# Exercise:
Find every line in the records below that holds the word "Gmail", and copy each one.

# Material for this exercise:
▽

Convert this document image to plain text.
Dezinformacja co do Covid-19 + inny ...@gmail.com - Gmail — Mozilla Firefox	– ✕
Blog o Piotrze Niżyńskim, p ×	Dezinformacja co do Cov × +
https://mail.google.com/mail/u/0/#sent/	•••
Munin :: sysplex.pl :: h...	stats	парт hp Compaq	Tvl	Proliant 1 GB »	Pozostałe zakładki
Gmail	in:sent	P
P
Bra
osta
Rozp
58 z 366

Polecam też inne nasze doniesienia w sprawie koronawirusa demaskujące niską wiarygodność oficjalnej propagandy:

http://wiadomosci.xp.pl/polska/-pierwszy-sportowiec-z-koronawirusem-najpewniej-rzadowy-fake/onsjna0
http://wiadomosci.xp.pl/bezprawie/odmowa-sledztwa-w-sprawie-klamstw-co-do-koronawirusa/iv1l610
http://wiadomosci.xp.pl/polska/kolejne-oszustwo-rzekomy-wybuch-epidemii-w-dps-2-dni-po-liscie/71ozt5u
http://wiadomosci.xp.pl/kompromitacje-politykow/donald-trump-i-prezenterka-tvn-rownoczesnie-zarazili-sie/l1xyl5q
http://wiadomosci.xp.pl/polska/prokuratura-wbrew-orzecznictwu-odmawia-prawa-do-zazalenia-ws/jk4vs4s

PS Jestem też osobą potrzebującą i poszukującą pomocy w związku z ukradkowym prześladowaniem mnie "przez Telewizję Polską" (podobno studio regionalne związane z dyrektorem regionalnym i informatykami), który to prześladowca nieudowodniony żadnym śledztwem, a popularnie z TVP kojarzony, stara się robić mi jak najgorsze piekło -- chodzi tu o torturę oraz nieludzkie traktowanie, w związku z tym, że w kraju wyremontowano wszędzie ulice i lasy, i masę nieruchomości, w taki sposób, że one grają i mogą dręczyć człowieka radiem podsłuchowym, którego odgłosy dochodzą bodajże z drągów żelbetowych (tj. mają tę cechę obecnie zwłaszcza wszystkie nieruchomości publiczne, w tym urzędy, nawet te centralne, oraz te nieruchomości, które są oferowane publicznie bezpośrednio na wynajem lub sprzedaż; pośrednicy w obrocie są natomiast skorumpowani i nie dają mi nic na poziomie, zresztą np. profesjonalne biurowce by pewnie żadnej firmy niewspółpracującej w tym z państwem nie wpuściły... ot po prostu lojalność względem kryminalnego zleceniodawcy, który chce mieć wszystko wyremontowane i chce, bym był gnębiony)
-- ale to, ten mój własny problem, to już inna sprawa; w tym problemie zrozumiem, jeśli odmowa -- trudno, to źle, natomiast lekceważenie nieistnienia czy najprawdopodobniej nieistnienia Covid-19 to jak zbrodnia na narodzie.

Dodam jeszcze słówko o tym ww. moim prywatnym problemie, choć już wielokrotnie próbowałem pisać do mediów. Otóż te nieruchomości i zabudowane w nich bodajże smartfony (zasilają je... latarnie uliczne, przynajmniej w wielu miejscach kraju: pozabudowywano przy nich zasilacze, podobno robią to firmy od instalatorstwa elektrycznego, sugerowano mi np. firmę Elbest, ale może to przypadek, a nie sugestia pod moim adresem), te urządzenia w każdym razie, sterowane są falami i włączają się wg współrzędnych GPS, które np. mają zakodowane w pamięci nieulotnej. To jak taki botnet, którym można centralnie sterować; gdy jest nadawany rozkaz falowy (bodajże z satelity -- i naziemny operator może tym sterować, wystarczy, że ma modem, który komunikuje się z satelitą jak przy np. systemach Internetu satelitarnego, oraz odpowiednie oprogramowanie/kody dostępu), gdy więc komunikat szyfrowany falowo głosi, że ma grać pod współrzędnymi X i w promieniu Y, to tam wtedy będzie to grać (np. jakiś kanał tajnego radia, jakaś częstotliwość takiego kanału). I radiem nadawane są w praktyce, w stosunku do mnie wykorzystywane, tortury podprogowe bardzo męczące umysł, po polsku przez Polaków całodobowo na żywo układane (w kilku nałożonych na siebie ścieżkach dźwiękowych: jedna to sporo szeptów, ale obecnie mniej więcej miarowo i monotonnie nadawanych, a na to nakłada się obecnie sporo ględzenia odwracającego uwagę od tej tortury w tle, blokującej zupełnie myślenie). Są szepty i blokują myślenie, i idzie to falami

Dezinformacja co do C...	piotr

△

# Exercise response:
Dezinformacja co do Covid-19 + inny ...@gmail.com - Gmail — Mozilla Firefox	– ✕
Gmail	in:sent	P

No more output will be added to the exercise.